### Records supplied

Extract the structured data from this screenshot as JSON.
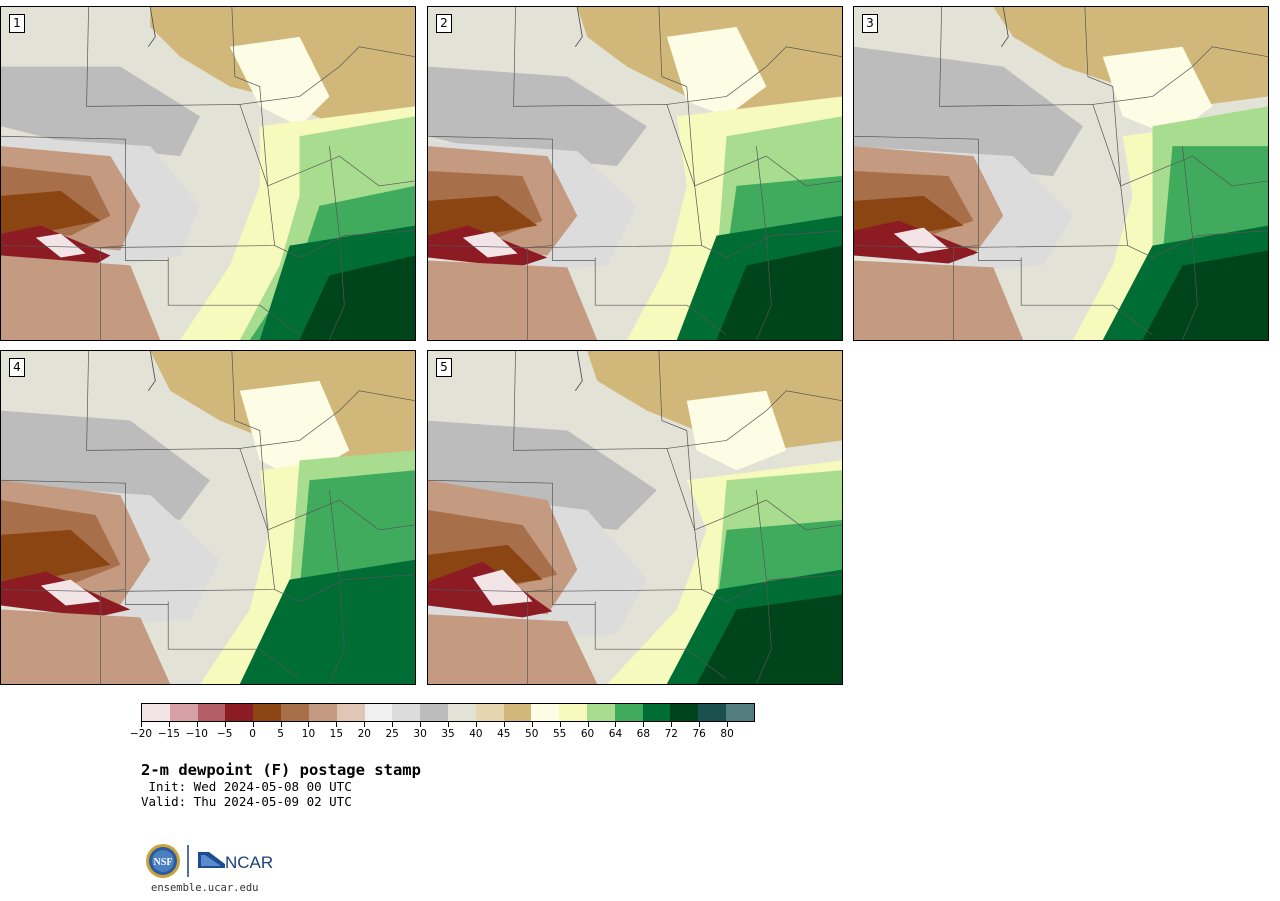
{
  "product": {
    "title": "2-m dewpoint (F) postage stamp",
    "init": " Init: Wed 2024-05-08 00 UTC",
    "valid": "Valid: Thu 2024-05-09 02 UTC",
    "website": "ensemble.ucar.edu"
  },
  "members": [
    "1",
    "2",
    "3",
    "4",
    "5"
  ],
  "colorbar": {
    "colors": [
      "#f3e5e7",
      "#d6a0a6",
      "#b35e67",
      "#8c1b24",
      "#8b4513",
      "#a8704a",
      "#c49a80",
      "#e0c6b4",
      "#f0f0f0",
      "#dcdcdc",
      "#bcbcbc",
      "#e3e2d6",
      "#e6d6b0",
      "#d1b87a",
      "#fdfde6",
      "#f7fabd",
      "#a8dc8f",
      "#41ab5d",
      "#006d35",
      "#00441b",
      "#1b5051",
      "#537d80"
    ],
    "tick_labels": [
      "−20",
      "−15",
      "−10",
      "−5",
      "0",
      "5",
      "10",
      "15",
      "20",
      "25",
      "30",
      "35",
      "40",
      "45",
      "50",
      "55",
      "60",
      "64",
      "68",
      "72",
      "76",
      "80"
    ]
  },
  "logos": {
    "nsf": "NSF",
    "ncar": "NCAR"
  },
  "map_colors": {
    "green_dark": "#00441b",
    "green_mid": "#006d35",
    "green_light": "#41ab5d",
    "green_pale": "#a8dc8f",
    "yellow": "#f7fabd",
    "cream": "#fdfde6",
    "tan": "#d1b87a",
    "tan_light": "#e6d6b0",
    "gray_light": "#e3e2d6",
    "gray": "#bcbcbc",
    "brown": "#a8704a",
    "brown_light": "#c49a80",
    "maroon": "#8c1b24"
  }
}
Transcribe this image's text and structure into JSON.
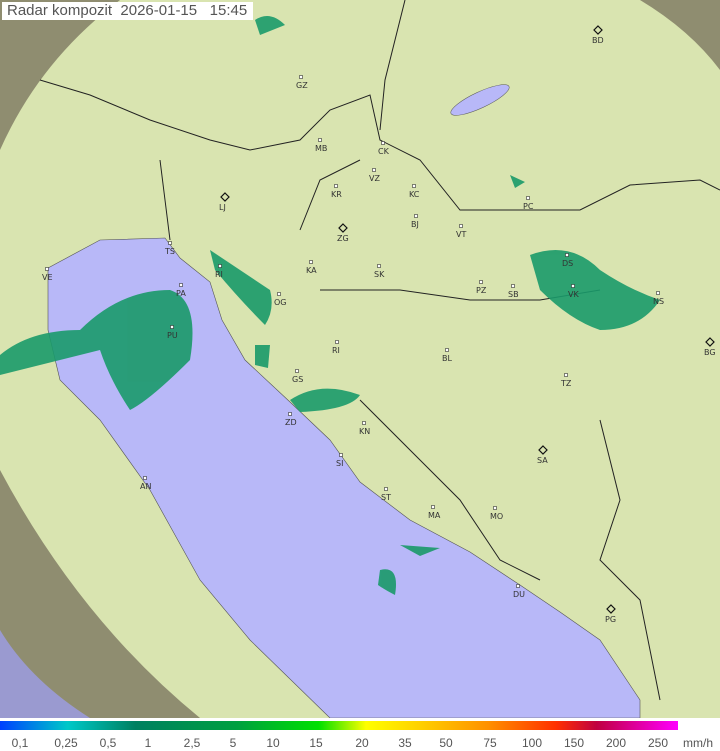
{
  "title": {
    "label": "Radar kompozit",
    "date": "2026-01-15",
    "time": "15:45"
  },
  "legend": {
    "unit": "mm/h",
    "ticks": [
      "0,1",
      "0,25",
      "0,5",
      "1",
      "2,5",
      "5",
      "10",
      "15",
      "20",
      "35",
      "50",
      "75",
      "100",
      "150",
      "200",
      "250"
    ]
  },
  "colors": {
    "sea": "#b8b8f8",
    "land": "#d9e4b0",
    "out_of_range": "#8a8a70"
  },
  "radar_sites": [
    {
      "code": "BD",
      "icon": "diamond-icon"
    },
    {
      "code": "LJ",
      "icon": "diamond-icon"
    },
    {
      "code": "ZG",
      "icon": "diamond-icon"
    },
    {
      "code": "SA",
      "icon": "diamond-icon"
    },
    {
      "code": "PG",
      "icon": "diamond-icon"
    },
    {
      "code": "BG",
      "icon": "diamond-icon"
    }
  ],
  "cities": [
    "GZ",
    "MB",
    "CK",
    "VZ",
    "KR",
    "KC",
    "BJ",
    "VT",
    "PC",
    "TS",
    "KA",
    "SK",
    "VE",
    "RI",
    "PA",
    "OG",
    "PU",
    "DS",
    "VK",
    "PZ",
    "SB",
    "NS",
    "RI",
    "BL",
    "TZ",
    "GS",
    "ZD",
    "KN",
    "SI",
    "AN",
    "ST",
    "MA",
    "MO",
    "DU"
  ]
}
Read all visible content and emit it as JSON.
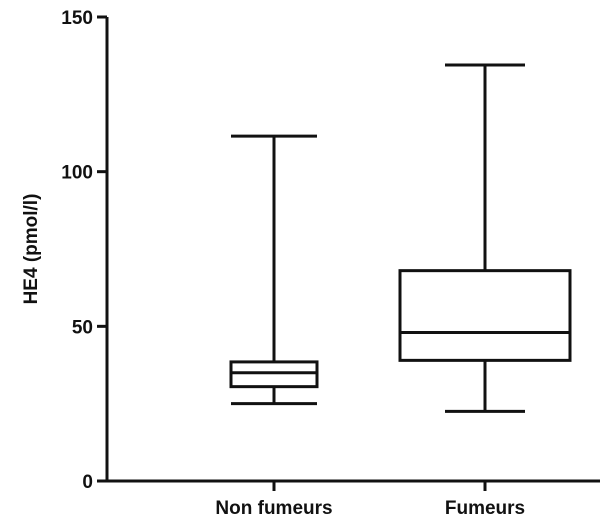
{
  "chart_data": {
    "type": "box",
    "title": "",
    "xlabel": "",
    "ylabel": "HE4 (pmol/l)",
    "ylim": [
      0,
      150
    ],
    "yticks": [
      0,
      50,
      100,
      150
    ],
    "grid": false,
    "categories": [
      "Non fumeurs",
      "Fumeurs"
    ],
    "boxes": [
      {
        "category": "Non fumeurs",
        "min": 25,
        "q1": 30.5,
        "median": 35,
        "q3": 38.5,
        "max": 111.5
      },
      {
        "category": "Fumeurs",
        "min": 22.5,
        "q1": 39,
        "median": 48,
        "q3": 68,
        "max": 134.5
      }
    ],
    "colors": {
      "stroke": "#111111",
      "fill": "#ffffff"
    }
  }
}
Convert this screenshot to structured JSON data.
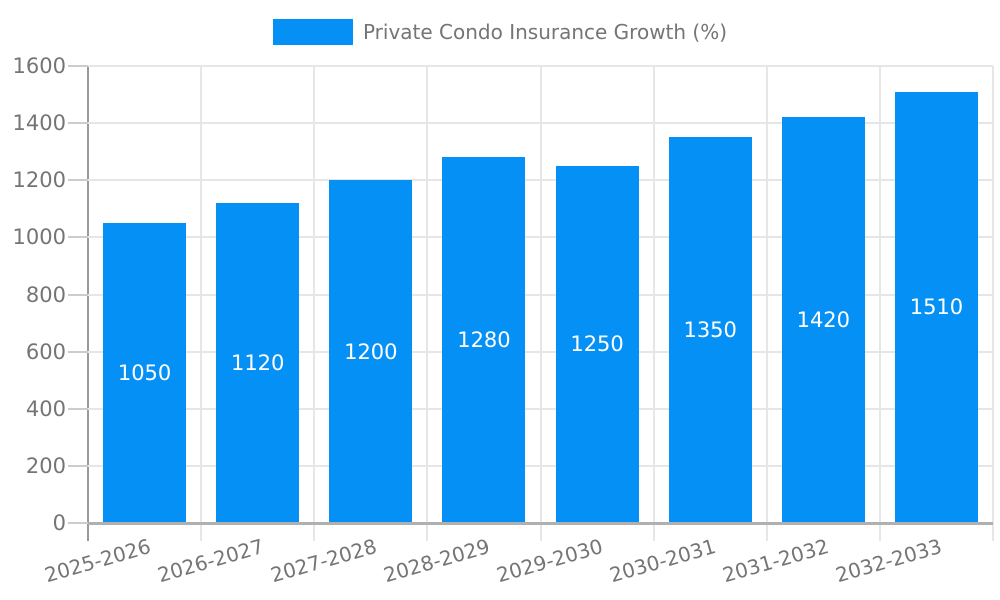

### Task directions
Write out all the entries exactly, except for the pictures.

### Result for this exercise
Extract the structured data from this screenshot as JSON.
{
  "product": {
    "title": "2-m dewpoint (F) postage stamp",
    "init": " Init: Wed 2024-05-08 00 UTC",
    "valid": "Valid: Thu 2024-05-09 02 UTC",
    "website": "ensemble.ucar.edu"
  },
  "members": [
    "1",
    "2",
    "3",
    "4",
    "5"
  ],
  "colorbar": {
    "colors": [
      "#f3e5e7",
      "#d6a0a6",
      "#b35e67",
      "#8c1b24",
      "#8b4513",
      "#a8704a",
      "#c49a80",
      "#e0c6b4",
      "#f0f0f0",
      "#dcdcdc",
      "#bcbcbc",
      "#e3e2d6",
      "#e6d6b0",
      "#d1b87a",
      "#fdfde6",
      "#f7fabd",
      "#a8dc8f",
      "#41ab5d",
      "#006d35",
      "#00441b",
      "#1b5051",
      "#537d80"
    ],
    "tick_labels": [
      "−20",
      "−15",
      "−10",
      "−5",
      "0",
      "5",
      "10",
      "15",
      "20",
      "25",
      "30",
      "35",
      "40",
      "45",
      "50",
      "55",
      "60",
      "64",
      "68",
      "72",
      "76",
      "80"
    ]
  },
  "logos": {
    "nsf": "NSF",
    "ncar": "NCAR"
  },
  "map_colors": {
    "green_dark": "#00441b",
    "green_mid": "#006d35",
    "green_light": "#41ab5d",
    "green_pale": "#a8dc8f",
    "yellow": "#f7fabd",
    "cream": "#fdfde6",
    "tan": "#d1b87a",
    "tan_light": "#e6d6b0",
    "gray_light": "#e3e2d6",
    "gray": "#bcbcbc",
    "brown": "#a8704a",
    "brown_light": "#c49a80",
    "maroon": "#8c1b24"
  }
}
Transcribe this image's text and structure into JSON.
{
  "title": {
    "label": "Radar kompozit",
    "date": "2026-01-15",
    "time": "15:45"
  },
  "legend": {
    "unit": "mm/h",
    "ticks": [
      "0,1",
      "0,25",
      "0,5",
      "1",
      "2,5",
      "5",
      "10",
      "15",
      "20",
      "35",
      "50",
      "75",
      "100",
      "150",
      "200",
      "250"
    ]
  },
  "colors": {
    "sea": "#b8b8f8",
    "land": "#d9e4b0",
    "out_of_range": "#8a8a70"
  },
  "radar_sites": [
    {
      "code": "BD",
      "icon": "diamond-icon"
    },
    {
      "code": "LJ",
      "icon": "diamond-icon"
    },
    {
      "code": "ZG",
      "icon": "diamond-icon"
    },
    {
      "code": "SA",
      "icon": "diamond-icon"
    },
    {
      "code": "PG",
      "icon": "diamond-icon"
    },
    {
      "code": "BG",
      "icon": "diamond-icon"
    }
  ],
  "cities": [
    "GZ",
    "MB",
    "CK",
    "VZ",
    "KR",
    "KC",
    "BJ",
    "VT",
    "PC",
    "TS",
    "KA",
    "SK",
    "VE",
    "RI",
    "PA",
    "OG",
    "PU",
    "DS",
    "VK",
    "PZ",
    "SB",
    "NS",
    "RI",
    "BL",
    "TZ",
    "GS",
    "ZD",
    "KN",
    "SI",
    "AN",
    "ST",
    "MA",
    "MO",
    "DU"
  ]
}
Read all visible content and emit it as JSON.
{
  "chart_data": {
    "type": "box",
    "title": "",
    "xlabel": "",
    "ylabel": "HE4 (pmol/l)",
    "ylim": [
      0,
      150
    ],
    "yticks": [
      0,
      50,
      100,
      150
    ],
    "grid": false,
    "categories": [
      "Non fumeurs",
      "Fumeurs"
    ],
    "boxes": [
      {
        "category": "Non fumeurs",
        "min": 25,
        "q1": 30.5,
        "median": 35,
        "q3": 38.5,
        "max": 111.5
      },
      {
        "category": "Fumeurs",
        "min": 22.5,
        "q1": 39,
        "median": 48,
        "q3": 68,
        "max": 134.5
      }
    ],
    "colors": {
      "stroke": "#111111",
      "fill": "#ffffff"
    }
  }
}
Convert this screenshot to structured JSON data.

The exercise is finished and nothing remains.